* start RECORDED DATA *
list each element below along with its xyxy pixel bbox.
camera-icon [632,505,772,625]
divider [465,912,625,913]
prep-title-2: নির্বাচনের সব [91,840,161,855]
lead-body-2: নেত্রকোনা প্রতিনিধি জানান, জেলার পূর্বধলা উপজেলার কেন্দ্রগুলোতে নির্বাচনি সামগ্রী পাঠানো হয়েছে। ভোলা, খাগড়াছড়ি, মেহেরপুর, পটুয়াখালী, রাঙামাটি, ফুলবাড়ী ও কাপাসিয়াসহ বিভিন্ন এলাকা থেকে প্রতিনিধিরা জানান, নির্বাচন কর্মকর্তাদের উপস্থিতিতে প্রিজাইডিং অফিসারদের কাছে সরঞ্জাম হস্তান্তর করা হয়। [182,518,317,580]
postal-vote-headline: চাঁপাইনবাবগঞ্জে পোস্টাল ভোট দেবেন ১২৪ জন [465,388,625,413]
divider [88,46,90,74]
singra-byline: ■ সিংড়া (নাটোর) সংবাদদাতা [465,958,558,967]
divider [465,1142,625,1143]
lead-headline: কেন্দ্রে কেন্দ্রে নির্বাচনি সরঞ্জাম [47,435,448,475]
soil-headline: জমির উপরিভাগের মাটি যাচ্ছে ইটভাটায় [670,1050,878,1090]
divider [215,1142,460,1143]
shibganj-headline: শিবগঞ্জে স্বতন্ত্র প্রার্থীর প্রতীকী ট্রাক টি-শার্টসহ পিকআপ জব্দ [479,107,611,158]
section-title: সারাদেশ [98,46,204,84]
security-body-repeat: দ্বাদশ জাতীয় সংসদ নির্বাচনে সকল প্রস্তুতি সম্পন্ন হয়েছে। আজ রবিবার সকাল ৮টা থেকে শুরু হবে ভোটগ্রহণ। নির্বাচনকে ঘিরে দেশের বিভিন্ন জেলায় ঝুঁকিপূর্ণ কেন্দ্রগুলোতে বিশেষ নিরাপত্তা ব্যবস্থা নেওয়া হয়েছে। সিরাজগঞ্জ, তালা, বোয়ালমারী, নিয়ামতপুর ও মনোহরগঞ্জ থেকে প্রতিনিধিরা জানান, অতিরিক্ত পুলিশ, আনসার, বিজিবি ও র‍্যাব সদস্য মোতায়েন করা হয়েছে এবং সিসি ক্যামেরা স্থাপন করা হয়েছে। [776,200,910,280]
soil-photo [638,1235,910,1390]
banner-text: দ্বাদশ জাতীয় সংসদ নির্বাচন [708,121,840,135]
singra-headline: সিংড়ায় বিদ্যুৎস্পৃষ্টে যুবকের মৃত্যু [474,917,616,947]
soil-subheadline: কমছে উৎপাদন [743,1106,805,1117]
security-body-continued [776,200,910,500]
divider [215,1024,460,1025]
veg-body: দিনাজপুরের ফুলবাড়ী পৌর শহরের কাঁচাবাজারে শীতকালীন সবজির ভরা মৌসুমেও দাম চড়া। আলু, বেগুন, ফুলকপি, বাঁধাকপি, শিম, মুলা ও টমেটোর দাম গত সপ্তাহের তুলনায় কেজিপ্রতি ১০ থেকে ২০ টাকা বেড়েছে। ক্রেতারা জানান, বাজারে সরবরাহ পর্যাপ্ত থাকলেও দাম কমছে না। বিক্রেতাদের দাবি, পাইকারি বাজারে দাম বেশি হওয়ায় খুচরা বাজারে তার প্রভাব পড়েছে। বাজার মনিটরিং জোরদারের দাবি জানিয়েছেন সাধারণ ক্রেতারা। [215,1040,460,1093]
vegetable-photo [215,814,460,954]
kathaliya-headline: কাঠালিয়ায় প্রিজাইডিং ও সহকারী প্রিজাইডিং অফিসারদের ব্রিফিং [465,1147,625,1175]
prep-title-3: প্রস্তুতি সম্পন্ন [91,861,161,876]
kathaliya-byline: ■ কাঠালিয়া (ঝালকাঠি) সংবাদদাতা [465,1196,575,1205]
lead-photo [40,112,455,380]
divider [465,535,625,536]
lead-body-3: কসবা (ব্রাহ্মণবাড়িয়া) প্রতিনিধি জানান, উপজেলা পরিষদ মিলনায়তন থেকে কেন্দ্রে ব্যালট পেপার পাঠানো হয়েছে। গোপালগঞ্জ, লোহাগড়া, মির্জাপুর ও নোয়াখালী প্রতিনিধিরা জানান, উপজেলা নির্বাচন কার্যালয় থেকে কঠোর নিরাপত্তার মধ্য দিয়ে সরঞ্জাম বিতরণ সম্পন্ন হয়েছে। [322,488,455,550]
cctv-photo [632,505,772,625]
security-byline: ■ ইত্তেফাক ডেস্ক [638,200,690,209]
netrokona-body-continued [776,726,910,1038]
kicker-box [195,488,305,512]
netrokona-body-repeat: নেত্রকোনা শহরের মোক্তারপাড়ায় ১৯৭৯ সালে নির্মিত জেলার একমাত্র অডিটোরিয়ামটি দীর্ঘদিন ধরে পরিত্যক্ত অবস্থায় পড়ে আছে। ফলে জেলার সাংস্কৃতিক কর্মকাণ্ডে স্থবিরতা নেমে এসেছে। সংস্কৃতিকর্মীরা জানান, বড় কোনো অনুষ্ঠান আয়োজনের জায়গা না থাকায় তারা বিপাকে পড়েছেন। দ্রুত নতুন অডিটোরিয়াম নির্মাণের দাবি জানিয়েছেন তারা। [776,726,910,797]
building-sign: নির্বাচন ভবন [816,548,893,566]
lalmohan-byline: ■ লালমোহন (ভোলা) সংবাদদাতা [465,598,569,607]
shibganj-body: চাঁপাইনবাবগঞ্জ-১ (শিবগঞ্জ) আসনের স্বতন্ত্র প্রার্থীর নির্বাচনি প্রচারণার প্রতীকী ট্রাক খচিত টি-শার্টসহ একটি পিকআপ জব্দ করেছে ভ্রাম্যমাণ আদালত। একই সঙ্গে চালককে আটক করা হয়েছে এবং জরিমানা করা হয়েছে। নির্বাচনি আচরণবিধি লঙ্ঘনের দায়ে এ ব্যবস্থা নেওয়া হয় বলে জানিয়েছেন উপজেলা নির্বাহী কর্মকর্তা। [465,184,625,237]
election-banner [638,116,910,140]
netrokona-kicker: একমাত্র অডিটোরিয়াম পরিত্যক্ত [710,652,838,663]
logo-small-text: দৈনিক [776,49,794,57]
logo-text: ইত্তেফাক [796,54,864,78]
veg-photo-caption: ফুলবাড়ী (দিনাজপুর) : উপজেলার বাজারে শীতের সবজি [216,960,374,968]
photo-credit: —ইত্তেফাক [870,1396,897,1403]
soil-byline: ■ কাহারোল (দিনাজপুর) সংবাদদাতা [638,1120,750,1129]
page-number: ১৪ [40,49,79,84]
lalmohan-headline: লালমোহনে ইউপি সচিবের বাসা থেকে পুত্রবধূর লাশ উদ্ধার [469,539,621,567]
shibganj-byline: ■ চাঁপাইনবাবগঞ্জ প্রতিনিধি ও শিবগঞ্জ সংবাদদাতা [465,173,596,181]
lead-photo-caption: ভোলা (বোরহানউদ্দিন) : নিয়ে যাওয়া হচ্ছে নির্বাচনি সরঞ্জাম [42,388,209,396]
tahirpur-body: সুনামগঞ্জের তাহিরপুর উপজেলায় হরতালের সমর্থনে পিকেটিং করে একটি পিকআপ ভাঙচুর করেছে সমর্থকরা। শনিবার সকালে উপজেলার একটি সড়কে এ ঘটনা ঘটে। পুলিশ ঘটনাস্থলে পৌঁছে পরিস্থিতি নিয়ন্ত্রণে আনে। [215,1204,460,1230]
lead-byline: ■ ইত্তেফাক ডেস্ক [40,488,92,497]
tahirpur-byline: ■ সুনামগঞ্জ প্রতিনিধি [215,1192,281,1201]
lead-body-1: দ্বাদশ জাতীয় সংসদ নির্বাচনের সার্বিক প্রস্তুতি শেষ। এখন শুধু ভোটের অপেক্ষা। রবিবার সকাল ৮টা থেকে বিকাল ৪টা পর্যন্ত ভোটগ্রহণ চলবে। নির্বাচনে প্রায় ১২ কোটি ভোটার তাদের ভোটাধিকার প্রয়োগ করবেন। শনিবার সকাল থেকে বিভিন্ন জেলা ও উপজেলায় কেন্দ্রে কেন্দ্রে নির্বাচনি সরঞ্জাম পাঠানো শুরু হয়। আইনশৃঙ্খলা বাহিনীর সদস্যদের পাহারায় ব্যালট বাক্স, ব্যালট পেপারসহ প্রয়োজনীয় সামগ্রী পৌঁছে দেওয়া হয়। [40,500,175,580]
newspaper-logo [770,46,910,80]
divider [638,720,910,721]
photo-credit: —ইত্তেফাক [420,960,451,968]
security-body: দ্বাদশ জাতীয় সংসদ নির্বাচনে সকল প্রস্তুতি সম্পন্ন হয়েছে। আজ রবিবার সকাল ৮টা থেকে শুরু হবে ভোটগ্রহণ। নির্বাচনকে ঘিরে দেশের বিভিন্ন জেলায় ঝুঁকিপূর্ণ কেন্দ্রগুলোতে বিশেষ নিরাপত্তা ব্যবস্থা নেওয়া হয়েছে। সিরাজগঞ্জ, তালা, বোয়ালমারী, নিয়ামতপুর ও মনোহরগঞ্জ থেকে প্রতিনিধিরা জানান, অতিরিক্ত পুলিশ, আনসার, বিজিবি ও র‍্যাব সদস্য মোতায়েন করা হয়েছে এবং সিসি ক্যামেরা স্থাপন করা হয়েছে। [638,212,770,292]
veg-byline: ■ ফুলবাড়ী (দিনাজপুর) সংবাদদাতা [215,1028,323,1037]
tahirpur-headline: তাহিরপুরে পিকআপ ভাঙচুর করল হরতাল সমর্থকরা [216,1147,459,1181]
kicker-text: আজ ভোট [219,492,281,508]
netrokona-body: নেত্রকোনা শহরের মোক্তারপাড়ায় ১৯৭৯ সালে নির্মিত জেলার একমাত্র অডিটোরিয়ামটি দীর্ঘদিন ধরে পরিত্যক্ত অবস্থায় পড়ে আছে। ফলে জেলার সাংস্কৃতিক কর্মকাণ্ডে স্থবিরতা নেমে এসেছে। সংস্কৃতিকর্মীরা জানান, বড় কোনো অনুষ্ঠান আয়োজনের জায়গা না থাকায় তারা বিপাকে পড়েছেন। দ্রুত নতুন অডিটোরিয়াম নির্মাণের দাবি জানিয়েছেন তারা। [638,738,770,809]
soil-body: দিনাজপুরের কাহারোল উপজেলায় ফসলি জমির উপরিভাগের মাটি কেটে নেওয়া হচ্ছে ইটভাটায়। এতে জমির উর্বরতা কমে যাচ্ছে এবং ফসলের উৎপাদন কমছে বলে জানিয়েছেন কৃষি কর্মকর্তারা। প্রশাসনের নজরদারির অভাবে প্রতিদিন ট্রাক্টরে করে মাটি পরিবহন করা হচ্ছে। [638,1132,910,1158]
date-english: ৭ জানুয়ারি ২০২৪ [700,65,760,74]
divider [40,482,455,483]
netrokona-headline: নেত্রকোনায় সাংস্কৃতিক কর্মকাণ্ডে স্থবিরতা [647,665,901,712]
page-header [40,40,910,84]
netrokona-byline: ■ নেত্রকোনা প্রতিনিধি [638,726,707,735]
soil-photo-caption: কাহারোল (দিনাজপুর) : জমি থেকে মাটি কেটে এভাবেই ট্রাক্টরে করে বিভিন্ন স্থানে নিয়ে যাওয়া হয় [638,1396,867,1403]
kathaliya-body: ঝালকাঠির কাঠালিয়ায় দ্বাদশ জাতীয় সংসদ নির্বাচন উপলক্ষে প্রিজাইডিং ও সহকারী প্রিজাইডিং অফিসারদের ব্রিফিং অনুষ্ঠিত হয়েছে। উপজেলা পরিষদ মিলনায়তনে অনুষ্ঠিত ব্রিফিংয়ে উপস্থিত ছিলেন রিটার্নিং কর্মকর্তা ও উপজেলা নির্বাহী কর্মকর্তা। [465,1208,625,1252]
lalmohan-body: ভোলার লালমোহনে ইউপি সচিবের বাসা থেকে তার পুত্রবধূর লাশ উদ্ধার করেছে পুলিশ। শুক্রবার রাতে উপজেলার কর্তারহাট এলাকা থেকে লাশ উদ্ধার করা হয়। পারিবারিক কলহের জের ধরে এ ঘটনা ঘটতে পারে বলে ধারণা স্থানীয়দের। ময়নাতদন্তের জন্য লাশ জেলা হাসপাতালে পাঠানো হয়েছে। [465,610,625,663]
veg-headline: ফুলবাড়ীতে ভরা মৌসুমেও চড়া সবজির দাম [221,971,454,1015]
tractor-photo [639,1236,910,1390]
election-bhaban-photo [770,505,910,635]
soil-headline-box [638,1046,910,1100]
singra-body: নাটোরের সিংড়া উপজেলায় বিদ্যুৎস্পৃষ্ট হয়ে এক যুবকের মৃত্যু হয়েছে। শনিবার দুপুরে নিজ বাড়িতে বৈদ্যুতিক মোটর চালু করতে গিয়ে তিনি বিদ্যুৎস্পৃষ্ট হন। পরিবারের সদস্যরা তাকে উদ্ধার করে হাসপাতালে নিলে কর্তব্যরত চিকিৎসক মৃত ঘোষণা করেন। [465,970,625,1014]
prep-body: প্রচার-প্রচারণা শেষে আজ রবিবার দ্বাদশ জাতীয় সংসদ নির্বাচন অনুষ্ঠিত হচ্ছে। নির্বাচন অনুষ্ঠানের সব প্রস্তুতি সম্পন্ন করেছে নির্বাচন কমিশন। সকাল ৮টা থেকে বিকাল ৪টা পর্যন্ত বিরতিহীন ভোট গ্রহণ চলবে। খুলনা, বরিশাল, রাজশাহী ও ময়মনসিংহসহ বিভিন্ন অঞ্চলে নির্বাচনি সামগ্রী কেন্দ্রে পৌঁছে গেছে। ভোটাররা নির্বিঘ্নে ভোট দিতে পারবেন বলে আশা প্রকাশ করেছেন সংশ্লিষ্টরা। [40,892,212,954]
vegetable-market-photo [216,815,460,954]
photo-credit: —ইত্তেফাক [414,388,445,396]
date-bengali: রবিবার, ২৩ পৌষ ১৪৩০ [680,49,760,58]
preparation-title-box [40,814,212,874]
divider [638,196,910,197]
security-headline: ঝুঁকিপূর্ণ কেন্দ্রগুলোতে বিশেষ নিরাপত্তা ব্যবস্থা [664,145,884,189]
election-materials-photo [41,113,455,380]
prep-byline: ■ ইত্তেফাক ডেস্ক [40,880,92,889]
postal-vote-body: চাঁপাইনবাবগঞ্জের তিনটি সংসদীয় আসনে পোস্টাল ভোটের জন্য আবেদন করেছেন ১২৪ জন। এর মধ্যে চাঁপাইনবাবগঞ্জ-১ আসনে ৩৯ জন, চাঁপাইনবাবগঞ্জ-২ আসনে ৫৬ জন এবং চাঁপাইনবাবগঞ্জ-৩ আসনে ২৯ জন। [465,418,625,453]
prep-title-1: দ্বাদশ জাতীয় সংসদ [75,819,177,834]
* end RECORDED DATA *
= EXERCISE =
Copy out the records from the beginning up to and including the line that contains "section-title: সারাদেশ [98,46,204,84]", reproducing each line as it stands.

= OUTPUT OF THE EXERCISE =
list each element below along with its xyxy pixel bbox.
camera-icon [632,505,772,625]
divider [465,912,625,913]
prep-title-2: নির্বাচনের সব [91,840,161,855]
lead-body-2: নেত্রকোনা প্রতিনিধি জানান, জেলার পূর্বধলা উপজেলার কেন্দ্রগুলোতে নির্বাচনি সামগ্রী পাঠানো হয়েছে। ভোলা, খাগড়াছড়ি, মেহেরপুর, পটুয়াখালী, রাঙামাটি, ফুলবাড়ী ও কাপাসিয়াসহ বিভিন্ন এলাকা থেকে প্রতিনিধিরা জানান, নির্বাচন কর্মকর্তাদের উপস্থিতিতে প্রিজাইডিং অফিসারদের কাছে সরঞ্জাম হস্তান্তর করা হয়। [182,518,317,580]
postal-vote-headline: চাঁপাইনবাবগঞ্জে পোস্টাল ভোট দেবেন ১২৪ জন [465,388,625,413]
divider [88,46,90,74]
singra-byline: ■ সিংড়া (নাটোর) সংবাদদাতা [465,958,558,967]
divider [465,1142,625,1143]
lead-headline: কেন্দ্রে কেন্দ্রে নির্বাচনি সরঞ্জাম [47,435,448,475]
soil-headline: জমির উপরিভাগের মাটি যাচ্ছে ইটভাটায় [670,1050,878,1090]
divider [215,1142,460,1143]
shibganj-headline: শিবগঞ্জে স্বতন্ত্র প্রার্থীর প্রতীকী ট্রাক টি-শার্টসহ পিকআপ জব্দ [479,107,611,158]
section-title: সারাদেশ [98,46,204,84]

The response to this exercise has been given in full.